* [What to produce]: Lines that contain "Reduced" are to be counted; give only their number.

Dataset listings of figures
::::::::
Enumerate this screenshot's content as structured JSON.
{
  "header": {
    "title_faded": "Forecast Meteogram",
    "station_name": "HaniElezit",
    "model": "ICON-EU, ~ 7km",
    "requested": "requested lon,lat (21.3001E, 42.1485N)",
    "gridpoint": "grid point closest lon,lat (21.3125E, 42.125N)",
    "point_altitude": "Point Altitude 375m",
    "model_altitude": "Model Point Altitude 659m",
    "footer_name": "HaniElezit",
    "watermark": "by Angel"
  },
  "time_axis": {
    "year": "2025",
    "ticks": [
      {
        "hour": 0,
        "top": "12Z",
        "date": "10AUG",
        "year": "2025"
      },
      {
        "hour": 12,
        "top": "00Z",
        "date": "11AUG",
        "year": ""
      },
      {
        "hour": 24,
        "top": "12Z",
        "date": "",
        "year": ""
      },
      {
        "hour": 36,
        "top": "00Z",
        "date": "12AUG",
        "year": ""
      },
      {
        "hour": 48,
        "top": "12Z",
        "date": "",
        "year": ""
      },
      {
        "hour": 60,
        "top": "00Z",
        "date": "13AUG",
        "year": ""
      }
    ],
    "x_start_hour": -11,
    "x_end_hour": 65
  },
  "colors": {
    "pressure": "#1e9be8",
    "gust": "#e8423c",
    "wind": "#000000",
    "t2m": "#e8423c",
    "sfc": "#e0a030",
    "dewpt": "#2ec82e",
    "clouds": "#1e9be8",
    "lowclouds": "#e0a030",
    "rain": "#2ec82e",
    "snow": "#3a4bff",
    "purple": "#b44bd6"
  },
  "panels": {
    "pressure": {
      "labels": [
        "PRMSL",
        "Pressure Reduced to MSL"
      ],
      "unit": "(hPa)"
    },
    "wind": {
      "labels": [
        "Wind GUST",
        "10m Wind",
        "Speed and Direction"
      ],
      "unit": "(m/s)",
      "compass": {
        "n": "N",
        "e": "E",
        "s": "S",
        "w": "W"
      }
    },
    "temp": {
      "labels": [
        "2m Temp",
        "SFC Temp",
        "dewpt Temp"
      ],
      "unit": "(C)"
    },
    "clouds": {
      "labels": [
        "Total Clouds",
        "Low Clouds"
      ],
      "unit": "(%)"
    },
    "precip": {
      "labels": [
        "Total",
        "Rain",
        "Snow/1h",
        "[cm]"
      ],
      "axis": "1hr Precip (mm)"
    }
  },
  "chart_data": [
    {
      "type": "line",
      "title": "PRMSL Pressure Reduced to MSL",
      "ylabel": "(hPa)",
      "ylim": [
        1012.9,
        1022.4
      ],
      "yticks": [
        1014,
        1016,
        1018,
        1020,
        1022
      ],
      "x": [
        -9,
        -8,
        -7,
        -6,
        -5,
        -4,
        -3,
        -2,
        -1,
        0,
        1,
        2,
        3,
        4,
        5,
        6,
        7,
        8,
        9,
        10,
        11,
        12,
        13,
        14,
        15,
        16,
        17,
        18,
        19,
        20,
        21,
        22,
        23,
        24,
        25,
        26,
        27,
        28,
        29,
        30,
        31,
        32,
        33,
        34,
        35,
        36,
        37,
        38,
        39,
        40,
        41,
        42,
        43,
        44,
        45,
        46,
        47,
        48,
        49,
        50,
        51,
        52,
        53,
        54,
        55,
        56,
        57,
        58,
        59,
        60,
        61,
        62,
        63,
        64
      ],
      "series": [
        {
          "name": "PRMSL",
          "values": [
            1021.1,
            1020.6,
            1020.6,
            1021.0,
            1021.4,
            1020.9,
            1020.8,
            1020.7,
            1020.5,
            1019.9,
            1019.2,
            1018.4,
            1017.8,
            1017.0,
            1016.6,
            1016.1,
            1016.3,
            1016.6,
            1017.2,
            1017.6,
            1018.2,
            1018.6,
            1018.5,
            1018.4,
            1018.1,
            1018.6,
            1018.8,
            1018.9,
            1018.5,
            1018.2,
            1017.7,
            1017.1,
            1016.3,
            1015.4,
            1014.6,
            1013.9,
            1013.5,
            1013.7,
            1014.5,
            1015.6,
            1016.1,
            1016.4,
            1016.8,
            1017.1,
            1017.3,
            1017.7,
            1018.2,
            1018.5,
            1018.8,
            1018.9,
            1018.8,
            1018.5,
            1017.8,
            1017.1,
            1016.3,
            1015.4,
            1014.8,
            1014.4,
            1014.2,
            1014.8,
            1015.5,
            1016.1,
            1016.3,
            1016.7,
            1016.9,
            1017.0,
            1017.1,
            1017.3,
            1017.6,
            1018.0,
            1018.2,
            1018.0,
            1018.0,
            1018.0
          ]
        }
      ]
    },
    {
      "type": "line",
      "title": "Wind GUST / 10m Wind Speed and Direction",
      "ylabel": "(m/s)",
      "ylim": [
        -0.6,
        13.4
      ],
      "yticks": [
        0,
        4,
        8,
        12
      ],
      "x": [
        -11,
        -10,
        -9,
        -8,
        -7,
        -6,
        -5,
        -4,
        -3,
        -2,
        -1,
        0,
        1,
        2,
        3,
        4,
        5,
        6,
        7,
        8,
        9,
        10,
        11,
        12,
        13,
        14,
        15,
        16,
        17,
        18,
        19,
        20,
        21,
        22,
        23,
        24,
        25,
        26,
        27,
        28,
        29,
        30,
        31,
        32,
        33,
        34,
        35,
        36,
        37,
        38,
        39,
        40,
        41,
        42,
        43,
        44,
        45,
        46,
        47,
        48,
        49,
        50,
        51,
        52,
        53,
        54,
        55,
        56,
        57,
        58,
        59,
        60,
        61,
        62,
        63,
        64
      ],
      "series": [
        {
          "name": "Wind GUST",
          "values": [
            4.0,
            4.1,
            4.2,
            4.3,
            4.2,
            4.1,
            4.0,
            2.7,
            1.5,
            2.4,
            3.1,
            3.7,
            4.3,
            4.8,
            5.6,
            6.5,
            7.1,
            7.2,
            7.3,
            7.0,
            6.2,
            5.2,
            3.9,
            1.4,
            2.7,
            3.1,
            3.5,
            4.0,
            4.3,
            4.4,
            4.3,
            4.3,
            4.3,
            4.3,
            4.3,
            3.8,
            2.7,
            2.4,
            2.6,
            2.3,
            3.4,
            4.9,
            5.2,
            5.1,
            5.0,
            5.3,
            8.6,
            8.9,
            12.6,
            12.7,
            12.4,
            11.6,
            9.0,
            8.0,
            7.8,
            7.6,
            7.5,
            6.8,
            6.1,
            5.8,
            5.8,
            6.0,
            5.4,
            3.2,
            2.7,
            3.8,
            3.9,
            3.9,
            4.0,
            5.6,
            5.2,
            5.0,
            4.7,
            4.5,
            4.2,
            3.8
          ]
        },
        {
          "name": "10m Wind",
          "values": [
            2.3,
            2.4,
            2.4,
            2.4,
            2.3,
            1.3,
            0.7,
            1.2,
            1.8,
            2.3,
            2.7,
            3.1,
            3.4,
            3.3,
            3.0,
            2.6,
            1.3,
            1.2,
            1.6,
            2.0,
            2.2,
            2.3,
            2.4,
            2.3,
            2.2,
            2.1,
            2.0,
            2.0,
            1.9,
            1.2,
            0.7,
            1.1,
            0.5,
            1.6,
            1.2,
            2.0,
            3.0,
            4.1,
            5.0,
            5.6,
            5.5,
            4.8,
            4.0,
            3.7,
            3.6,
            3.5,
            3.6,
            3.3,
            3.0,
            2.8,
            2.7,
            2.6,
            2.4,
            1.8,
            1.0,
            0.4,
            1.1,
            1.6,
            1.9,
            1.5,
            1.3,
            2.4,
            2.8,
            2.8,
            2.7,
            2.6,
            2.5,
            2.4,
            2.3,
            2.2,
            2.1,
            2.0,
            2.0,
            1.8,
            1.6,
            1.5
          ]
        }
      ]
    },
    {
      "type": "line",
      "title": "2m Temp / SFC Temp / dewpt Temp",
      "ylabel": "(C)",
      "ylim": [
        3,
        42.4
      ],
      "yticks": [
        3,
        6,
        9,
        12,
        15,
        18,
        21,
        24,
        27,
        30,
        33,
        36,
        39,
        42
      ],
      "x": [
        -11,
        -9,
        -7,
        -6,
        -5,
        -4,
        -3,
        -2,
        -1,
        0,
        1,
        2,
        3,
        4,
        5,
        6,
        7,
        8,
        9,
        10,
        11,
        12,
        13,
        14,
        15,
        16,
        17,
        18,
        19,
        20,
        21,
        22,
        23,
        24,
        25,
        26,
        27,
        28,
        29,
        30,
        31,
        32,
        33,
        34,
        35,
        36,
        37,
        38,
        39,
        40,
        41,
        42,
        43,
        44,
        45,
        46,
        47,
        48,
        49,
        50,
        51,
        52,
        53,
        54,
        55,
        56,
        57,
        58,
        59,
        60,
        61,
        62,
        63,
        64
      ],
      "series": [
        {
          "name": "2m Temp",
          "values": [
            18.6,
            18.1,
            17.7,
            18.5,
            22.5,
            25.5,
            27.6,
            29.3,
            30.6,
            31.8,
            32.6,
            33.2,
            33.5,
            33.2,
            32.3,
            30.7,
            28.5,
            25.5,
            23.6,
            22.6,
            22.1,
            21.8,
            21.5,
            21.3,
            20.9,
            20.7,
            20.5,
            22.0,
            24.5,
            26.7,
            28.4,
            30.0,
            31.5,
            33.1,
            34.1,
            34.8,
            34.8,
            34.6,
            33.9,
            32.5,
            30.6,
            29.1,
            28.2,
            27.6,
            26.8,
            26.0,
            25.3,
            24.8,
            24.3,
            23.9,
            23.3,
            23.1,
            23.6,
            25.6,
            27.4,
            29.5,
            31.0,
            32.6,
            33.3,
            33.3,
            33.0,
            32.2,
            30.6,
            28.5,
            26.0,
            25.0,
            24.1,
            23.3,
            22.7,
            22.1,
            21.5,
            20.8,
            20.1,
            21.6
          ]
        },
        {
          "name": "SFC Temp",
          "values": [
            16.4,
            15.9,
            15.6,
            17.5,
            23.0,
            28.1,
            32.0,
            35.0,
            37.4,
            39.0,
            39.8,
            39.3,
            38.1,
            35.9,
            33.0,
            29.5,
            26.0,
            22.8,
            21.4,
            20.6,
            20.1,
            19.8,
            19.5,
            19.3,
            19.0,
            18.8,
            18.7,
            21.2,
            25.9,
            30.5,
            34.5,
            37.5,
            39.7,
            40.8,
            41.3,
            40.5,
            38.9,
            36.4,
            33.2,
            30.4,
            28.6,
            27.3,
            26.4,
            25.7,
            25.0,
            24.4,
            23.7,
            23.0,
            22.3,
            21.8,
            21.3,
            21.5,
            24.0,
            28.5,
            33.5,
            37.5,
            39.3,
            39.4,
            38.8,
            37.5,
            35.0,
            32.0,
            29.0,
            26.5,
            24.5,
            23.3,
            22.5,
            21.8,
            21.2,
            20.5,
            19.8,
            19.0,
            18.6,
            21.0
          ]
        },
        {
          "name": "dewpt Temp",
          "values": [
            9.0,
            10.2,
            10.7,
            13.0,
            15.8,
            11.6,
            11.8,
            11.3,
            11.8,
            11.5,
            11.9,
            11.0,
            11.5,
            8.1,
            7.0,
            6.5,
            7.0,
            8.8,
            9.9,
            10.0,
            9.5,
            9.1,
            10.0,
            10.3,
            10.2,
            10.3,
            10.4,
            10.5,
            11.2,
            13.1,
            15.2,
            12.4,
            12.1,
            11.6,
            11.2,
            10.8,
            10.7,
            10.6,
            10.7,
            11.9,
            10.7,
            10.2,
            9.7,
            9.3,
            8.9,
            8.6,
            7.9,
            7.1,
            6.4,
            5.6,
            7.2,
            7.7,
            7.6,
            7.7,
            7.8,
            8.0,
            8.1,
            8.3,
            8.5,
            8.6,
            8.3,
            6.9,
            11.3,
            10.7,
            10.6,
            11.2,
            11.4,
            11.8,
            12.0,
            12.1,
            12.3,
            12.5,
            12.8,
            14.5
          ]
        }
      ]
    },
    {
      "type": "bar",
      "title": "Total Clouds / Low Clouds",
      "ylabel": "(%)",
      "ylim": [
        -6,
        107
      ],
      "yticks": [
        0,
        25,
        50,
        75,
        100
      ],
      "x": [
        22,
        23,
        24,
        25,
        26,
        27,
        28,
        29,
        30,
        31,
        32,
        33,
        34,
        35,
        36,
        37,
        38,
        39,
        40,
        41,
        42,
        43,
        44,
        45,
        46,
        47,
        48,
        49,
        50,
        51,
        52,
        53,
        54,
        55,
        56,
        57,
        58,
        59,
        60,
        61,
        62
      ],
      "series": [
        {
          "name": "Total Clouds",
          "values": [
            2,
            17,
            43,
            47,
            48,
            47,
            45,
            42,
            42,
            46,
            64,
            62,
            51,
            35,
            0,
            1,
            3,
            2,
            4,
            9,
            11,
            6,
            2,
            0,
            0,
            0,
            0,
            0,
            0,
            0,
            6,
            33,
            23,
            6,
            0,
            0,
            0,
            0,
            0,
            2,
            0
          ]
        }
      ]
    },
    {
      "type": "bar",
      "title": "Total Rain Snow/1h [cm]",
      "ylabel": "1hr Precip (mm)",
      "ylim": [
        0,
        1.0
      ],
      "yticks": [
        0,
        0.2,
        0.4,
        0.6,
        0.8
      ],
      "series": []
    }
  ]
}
::::::::
* [Result below]: 2